A pesar de todas las concesiones que estoy dispuesto a hacer al prejuicio monogámico, no aceptaré nunca que se hable de una igualdad de derechos en el amor entre el hombre y la mujer, porque no existe. Esto implica que el hombre y la mujer entienden cada uno a su vez cosas diferentes por el término «amor» —y una de las condiciones del amor entre los dos sexos es que uno no presuponga en el otro el mismo sentimiento, la misma idea de «amor»—. Está bastante claro lo que la mujer entiende por amor: perfecta entrega (no sólo abandono) del cuerpo y del alma sin limitaciones ni reservas; la idea de una entrega condicionada y casual es para la mujer motivo de vergüenza y de terror. Dada esta carencia de condiciones, su amor es una creencia, la única que tiene la mujer. Cuando el hombre ama a una mujer, exige de ella precisamente ese amor, por lo que él está totalmente alejado de este principio previo del amor femenino. Suponiendo que existieran también hombres a quienes no les resultara extraño el deseo de abandono total, éstos no serían hombres. Un hombre que ama a una mujer se convierte en esclavo; pero una mujer que ama como mujer se convierte en una mujer más perfecta… La pasión de la mujer en su renuncia absoluta a los derechos propios presupone precisamente que no existe en el amante un
pathos
, una voluntad de renuncia idénticos, pues si ambos renunciasen igualmente a sí mismos por amor, resultaría… ¿qué sé yo?, tal vez un espacio vacío. La mujer quiere ser tomada y aceptada como propiedad, quiere fundirse en la idea de «propiedad», de «ser poseída»; por consiguiente, desea que un hombre la agasaje, que no se deje estar ni se abandone, puesto que, por el contrario, debe enriquecer su «yo» mediante un aumento de fuerza, de felicidad y de creencia —esto constituye lo que la mujer le da cuando se entrega a él—. La mujer se abandona, el hombre se enriquece; creo que ningún contrato social ni la mejor voluntad de justicia permitirán nunca superar este antagonismo natural, por deseable que pueda ser no estar constantemente contemplando todo lo que ese antagonismo tiene de duro, de terrible, de enigmático y de inmoral. Pues el amor, entendido en su totalidad, su grandeza, su plenitud, es naturaleza y en cuanto tal algo eternamente «inmoral». La fidelidad, según esto, está incluida en el amor de la mujer, brota de la noción misma de este amor; en el hombre puede fácilmente crecer después de su amor, por gratitud, por una idiosincrasia de su gusto o por una llamada afinidad electiva, pero no pertenece a la esencia de su amor —tan poco forma parte de ella que sería lícito hablar de una contradicción natural entre el amor y la fidelidad en el hombre—. Este amor varonil no es sino una voluntad de tener y no una renuncia ni un abandono, pues la voluntad de tener acaba por lo general cuando se tiene la posesión… Realmente, en el hombre, que raras veces y muy tarde reconoce ante sí mismo este «tener», lo que hace que subsista su amor es la sed más sutil y recelosa de poseer, de manera que es posible incluso que aumente todavía después del abandono de la mujer, ya que no acepta fácilmente que una mujer no tenga nada que «entregarle».

____________________

### Instrucción A
Escribe sin cambiar nada las filas desde la primera hasta la que contiene "x-tick-label: Apr ’21 xyxy=(765,641,828,704)", ambas incluidas.
El fragmento y las filas no tienen el mismo origen.

____________________

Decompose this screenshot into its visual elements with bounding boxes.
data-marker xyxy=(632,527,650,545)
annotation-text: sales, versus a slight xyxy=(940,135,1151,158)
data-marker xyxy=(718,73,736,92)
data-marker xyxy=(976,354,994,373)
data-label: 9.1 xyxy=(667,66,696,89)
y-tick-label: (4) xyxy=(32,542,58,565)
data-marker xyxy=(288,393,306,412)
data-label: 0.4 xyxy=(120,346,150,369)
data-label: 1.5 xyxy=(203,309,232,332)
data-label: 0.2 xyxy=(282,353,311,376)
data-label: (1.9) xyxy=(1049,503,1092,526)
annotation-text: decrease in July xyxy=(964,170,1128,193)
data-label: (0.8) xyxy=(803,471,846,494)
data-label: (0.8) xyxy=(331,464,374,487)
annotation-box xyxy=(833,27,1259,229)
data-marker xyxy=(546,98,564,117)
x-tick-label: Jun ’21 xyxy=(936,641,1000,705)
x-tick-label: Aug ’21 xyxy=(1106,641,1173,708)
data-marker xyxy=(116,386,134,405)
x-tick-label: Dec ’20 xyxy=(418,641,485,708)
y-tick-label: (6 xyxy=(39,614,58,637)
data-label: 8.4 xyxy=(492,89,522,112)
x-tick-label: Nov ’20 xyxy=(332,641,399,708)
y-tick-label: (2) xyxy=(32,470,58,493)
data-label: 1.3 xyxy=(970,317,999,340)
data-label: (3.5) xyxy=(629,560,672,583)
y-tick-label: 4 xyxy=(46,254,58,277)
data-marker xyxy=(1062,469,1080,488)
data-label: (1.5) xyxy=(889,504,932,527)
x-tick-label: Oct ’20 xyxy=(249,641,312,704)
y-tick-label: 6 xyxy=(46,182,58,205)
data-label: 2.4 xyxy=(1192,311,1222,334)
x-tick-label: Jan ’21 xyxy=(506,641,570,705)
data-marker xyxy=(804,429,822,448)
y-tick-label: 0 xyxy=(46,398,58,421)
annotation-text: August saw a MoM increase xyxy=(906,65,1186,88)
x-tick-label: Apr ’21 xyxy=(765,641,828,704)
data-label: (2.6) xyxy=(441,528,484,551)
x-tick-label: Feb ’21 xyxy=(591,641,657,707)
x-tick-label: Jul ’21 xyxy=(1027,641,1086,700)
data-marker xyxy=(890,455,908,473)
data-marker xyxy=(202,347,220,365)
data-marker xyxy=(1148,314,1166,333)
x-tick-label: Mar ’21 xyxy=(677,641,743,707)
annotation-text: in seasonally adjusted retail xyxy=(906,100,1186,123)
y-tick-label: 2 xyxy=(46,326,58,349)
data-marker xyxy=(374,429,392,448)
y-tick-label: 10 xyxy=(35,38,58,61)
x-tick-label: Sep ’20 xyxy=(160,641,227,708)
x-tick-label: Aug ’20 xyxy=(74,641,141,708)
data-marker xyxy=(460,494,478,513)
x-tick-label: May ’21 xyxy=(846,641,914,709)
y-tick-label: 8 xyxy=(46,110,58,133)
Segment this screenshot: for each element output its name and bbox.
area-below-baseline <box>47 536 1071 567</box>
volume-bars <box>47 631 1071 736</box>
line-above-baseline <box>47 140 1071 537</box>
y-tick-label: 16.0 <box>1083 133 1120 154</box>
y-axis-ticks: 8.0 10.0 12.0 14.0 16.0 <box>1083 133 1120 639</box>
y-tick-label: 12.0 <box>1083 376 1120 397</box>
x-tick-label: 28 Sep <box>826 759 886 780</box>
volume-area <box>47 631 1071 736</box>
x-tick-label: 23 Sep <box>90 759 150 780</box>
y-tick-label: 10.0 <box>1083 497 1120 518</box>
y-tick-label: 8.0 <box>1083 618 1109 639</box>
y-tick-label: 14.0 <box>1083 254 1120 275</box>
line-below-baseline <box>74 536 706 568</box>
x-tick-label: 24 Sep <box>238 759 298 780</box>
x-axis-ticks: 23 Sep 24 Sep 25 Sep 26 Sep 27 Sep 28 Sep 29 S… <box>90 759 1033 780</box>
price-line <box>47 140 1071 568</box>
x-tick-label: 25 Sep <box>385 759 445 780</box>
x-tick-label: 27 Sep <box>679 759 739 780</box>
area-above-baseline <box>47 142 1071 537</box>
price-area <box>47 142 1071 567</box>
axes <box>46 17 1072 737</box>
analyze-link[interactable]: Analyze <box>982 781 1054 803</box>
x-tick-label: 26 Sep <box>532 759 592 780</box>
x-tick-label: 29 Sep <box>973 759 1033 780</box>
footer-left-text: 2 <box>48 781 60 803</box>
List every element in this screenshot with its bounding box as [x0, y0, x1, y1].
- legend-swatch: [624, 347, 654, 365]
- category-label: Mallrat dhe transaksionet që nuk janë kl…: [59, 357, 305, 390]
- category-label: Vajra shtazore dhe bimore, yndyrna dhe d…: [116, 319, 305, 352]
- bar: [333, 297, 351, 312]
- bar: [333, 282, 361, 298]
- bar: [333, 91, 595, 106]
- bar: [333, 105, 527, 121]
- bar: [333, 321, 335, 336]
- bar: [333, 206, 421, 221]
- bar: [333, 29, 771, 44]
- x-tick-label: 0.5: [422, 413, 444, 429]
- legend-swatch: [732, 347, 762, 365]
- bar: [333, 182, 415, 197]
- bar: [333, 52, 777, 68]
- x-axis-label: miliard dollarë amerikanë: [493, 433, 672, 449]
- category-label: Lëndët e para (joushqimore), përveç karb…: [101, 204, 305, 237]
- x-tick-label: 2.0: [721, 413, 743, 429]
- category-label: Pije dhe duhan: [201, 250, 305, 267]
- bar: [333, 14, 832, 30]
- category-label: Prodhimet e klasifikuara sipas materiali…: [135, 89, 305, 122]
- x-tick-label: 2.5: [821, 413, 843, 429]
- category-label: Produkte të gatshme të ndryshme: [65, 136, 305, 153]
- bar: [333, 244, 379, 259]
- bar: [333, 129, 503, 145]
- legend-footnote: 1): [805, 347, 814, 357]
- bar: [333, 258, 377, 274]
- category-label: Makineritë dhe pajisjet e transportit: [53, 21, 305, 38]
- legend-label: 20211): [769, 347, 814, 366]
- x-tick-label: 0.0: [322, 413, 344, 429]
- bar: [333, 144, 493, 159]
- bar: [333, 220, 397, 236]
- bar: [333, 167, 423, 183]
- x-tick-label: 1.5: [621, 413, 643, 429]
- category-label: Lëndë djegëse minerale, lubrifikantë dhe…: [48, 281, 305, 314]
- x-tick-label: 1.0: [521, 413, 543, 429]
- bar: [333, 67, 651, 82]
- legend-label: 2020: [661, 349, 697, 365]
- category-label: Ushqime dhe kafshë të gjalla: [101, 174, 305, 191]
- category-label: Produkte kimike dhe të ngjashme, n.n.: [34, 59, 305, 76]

____________________

### Instrucción B
Di si cada afirmación coincide con el fragmento sobre el amor. Responde sí o no y cita las palabras exactas del fragmento que lo deciden. (i) La fidelidad forma parte del amor de la mujer. (ii) Existe igualdad de derechos en el amor entre el hombre y la mujer. (iii) El hombre se abandona y la mujer se enriquece.

### Respuesta A
Decompose this screenshot into its visual elements with bounding boxes.
data-marker xyxy=(632,527,650,545)
annotation-text: sales, versus a slight xyxy=(940,135,1151,158)
data-marker xyxy=(718,73,736,92)
data-marker xyxy=(976,354,994,373)
data-label: 9.1 xyxy=(667,66,696,89)
y-tick-label: (4) xyxy=(32,542,58,565)
data-marker xyxy=(288,393,306,412)
data-label: 0.4 xyxy=(120,346,150,369)
data-label: 1.5 xyxy=(203,309,232,332)
data-label: 0.2 xyxy=(282,353,311,376)
data-label: (1.9) xyxy=(1049,503,1092,526)
annotation-text: decrease in July xyxy=(964,170,1128,193)
data-label: (0.8) xyxy=(803,471,846,494)
data-label: (0.8) xyxy=(331,464,374,487)
annotation-box xyxy=(833,27,1259,229)
data-marker xyxy=(546,98,564,117)
x-tick-label: Jun ’21 xyxy=(936,641,1000,705)
x-tick-label: Aug ’21 xyxy=(1106,641,1173,708)
data-marker xyxy=(116,386,134,405)
x-tick-label: Dec ’20 xyxy=(418,641,485,708)
y-tick-label: (6 xyxy=(39,614,58,637)
data-label: 8.4 xyxy=(492,89,522,112)
x-tick-label: Nov ’20 xyxy=(332,641,399,708)
y-tick-label: (2) xyxy=(32,470,58,493)
data-label: 1.3 xyxy=(970,317,999,340)
data-label: (3.5) xyxy=(629,560,672,583)
y-tick-label: 4 xyxy=(46,254,58,277)
data-marker xyxy=(1062,469,1080,488)
data-label: (1.5) xyxy=(889,504,932,527)
x-tick-label: Oct ’20 xyxy=(249,641,312,704)
y-tick-label: 6 xyxy=(46,182,58,205)
data-label: 2.4 xyxy=(1192,311,1222,334)
x-tick-label: Jan ’21 xyxy=(506,641,570,705)
data-marker xyxy=(804,429,822,448)
y-tick-label: 0 xyxy=(46,398,58,421)
annotation-text: August saw a MoM increase xyxy=(906,65,1186,88)
x-tick-label: Apr ’21 xyxy=(765,641,828,704)

### Respuesta B
(i) Sí: «La fidelidad, según esto, está incluida en el amor de la mujer».
(ii) No: «no aceptaré nunca que se hable de una igualdad de derechos en el amor entre el hombre y la mujer, porque no existe».
(iii) No: «La mujer se abandona, el hombre se enriquece».